**What is expected:**
Take the listing and print it in full, exactly as given.

═════ Supplied information ═════

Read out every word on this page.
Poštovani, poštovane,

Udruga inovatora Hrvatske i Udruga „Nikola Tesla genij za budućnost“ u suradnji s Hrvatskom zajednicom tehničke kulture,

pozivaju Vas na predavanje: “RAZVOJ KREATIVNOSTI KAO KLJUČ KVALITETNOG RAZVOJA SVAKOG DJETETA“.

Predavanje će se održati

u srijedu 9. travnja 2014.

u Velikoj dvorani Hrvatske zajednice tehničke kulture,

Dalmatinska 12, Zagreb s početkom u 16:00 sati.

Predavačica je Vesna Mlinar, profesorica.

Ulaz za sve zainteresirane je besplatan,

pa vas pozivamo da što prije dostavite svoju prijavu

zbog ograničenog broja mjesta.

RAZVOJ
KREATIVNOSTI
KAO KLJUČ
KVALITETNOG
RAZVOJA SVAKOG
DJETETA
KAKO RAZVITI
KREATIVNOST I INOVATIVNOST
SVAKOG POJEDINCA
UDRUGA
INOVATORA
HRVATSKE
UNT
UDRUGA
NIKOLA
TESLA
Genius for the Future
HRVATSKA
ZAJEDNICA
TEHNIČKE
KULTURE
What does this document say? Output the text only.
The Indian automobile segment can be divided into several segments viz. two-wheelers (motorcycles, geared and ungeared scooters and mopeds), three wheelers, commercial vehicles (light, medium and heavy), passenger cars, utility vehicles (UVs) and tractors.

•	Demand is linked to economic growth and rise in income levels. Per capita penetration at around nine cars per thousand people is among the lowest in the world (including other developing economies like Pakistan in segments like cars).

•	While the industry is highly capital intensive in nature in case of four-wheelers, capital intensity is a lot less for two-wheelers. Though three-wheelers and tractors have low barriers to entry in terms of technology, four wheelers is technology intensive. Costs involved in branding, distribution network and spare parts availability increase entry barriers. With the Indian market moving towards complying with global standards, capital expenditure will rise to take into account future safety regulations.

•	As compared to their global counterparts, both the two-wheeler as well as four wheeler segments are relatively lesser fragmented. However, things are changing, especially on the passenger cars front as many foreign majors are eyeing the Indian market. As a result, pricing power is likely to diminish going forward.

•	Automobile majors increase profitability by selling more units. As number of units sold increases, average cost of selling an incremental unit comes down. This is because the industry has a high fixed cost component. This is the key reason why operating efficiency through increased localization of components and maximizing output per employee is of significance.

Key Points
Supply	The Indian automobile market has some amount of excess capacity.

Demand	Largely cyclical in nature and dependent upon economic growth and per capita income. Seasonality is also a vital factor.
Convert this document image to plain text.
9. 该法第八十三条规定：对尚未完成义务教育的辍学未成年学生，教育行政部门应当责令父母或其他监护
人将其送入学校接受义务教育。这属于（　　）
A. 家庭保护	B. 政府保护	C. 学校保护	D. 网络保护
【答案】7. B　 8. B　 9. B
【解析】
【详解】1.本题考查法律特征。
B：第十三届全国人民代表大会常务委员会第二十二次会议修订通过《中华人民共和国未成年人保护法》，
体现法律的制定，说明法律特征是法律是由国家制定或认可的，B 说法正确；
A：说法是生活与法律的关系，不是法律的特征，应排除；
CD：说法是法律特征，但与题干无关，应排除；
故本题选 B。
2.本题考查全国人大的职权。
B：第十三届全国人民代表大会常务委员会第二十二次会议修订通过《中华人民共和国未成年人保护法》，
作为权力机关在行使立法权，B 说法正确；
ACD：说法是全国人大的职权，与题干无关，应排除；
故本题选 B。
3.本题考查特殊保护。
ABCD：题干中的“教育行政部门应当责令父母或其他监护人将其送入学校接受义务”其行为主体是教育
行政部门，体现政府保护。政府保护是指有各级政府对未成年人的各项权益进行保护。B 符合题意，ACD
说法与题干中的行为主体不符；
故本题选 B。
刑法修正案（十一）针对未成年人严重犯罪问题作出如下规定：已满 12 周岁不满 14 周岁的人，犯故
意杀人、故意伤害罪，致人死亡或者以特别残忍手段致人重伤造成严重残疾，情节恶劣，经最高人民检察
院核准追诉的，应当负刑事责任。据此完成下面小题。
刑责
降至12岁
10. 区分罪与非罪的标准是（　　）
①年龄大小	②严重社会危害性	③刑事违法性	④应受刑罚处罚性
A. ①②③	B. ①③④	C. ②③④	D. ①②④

═════

**Exercise response:**
Read out every word on this page.
Poštovani, poštovane,

Udruga inovatora Hrvatske i Udruga „Nikola Tesla genij za budućnost“ u suradnji s Hrvatskom zajednicom tehničke kulture,

pozivaju Vas na predavanje: “RAZVOJ KREATIVNOSTI KAO KLJUČ KVALITETNOG RAZVOJA SVAKOG DJETETA“.

Predavanje će se održati

u srijedu 9. travnja 2014.

u Velikoj dvorani Hrvatske zajednice tehničke kulture,

Dalmatinska 12, Zagreb s početkom u 16:00 sati.

Predavačica je Vesna Mlinar, profesorica.

Ulaz za sve zainteresirane je besplatan,

pa vas pozivamo da što prije dostavite svoju prijavu

zbog ograničenog broja mjesta.

RAZVOJ
KREATIVNOSTI
KAO KLJUČ
KVALITETNOG
RAZVOJA SVAKOG
DJETETA
KAKO RAZVITI
KREATIVNOST I INOVATIVNOST
SVAKOG POJEDINCA
UDRUGA
INOVATORA
HRVATSKE
UNT
UDRUGA
NIKOLA
TESLA
Genius for the Future
HRVATSKA
ZAJEDNICA
TEHNIČKE
KULTURE
What does this document say? Output the text only.
The Indian automobile segment can be divided into several segments viz. two-wheelers (motorcycles, geared and ungeared scooters and mopeds), three wheelers, commercial vehicles (light, medium and heavy), passenger cars, utility vehicles (UVs) and tractors.

•	Demand is linked to economic growth and rise in income levels. Per capita penetration at around nine cars per thousand people is among the lowest in the world (including other developing economies like Pakistan in segments like cars).

•	While the industry is highly capital intensive in nature in case of four-wheelers, capital intensity is a lot less for two-wheelers. Though three-wheelers and tractors have low barriers to entry in terms of technology, four wheelers is technology intensive. Costs involved in branding, distribution network and spare parts availability increase entry barriers. With the Indian market moving towards complying with global standards, capital expenditure will rise to take into account future safety regulations.

•	As compared to their global counterparts, both the two-wheeler as well as four wheeler segments are relatively lesser fragmented. However, things are changing, especially on the passenger cars front as many foreign majors are eyeing the Indian market. As a result, pricing power is likely to diminish going forward.

•	Automobile majors increase profitability by selling more units. As number of units sold increases, average cost of selling an incremental unit comes down. This is because the industry has a high fixed cost component. This is the key reason why operating efficiency through increased localization of components and maximizing output per employee is of significance.

Key Points
Supply	The Indian automobile market has some amount of excess capacity.

Demand	Largely cyclical in nature and dependent upon economic growth and per capita income. Seasonality is also a vital factor.
Convert this document image to plain text.
9. 该法第八十三条规定：对尚未完成义务教育的辍学未成年学生，教育行政部门应当责令父母或其他监护
人将其送入学校接受义务教育。这属于（　　）
A. 家庭保护	B. 政府保护	C. 学校保护	D. 网络保护
【答案】7. B　 8. B　 9. B
【解析】
【详解】1.本题考查法律特征。
B：第十三届全国人民代表大会常务委员会第二十二次会议修订通过《中华人民共和国未成年人保护法》，
体现法律的制定，说明法律特征是法律是由国家制定或认可的，B 说法正确；
A：说法是生活与法律的关系，不是法律的特征，应排除；
CD：说法是法律特征，但与题干无关，应排除；
故本题选 B。
2.本题考查全国人大的职权。
B：第十三届全国人民代表大会常务委员会第二十二次会议修订通过《中华人民共和国未成年人保护法》，
作为权力机关在行使立法权，B 说法正确；
ACD：说法是全国人大的职权，与题干无关，应排除；
故本题选 B。
3.本题考查特殊保护。
ABCD：题干中的“教育行政部门应当责令父母或其他监护人将其送入学校接受义务”其行为主体是教育
行政部门，体现政府保护。政府保护是指有各级政府对未成年人的各项权益进行保护。B 符合题意，ACD
说法与题干中的行为主体不符；
故本题选 B。
刑法修正案（十一）针对未成年人严重犯罪问题作出如下规定：已满 12 周岁不满 14 周岁的人，犯故
意杀人、故意伤害罪，致人死亡或者以特别残忍手段致人重伤造成严重残疾，情节恶劣，经最高人民检察
院核准追诉的，应当负刑事责任。据此完成下面小题。
刑责
降至12岁
10. 区分罪与非罪的标准是（　　）
①年龄大小	②严重社会危害性	③刑事违法性	④应受刑罚处罚性
A. ①②③	B. ①③④	C. ②③④	D. ①②④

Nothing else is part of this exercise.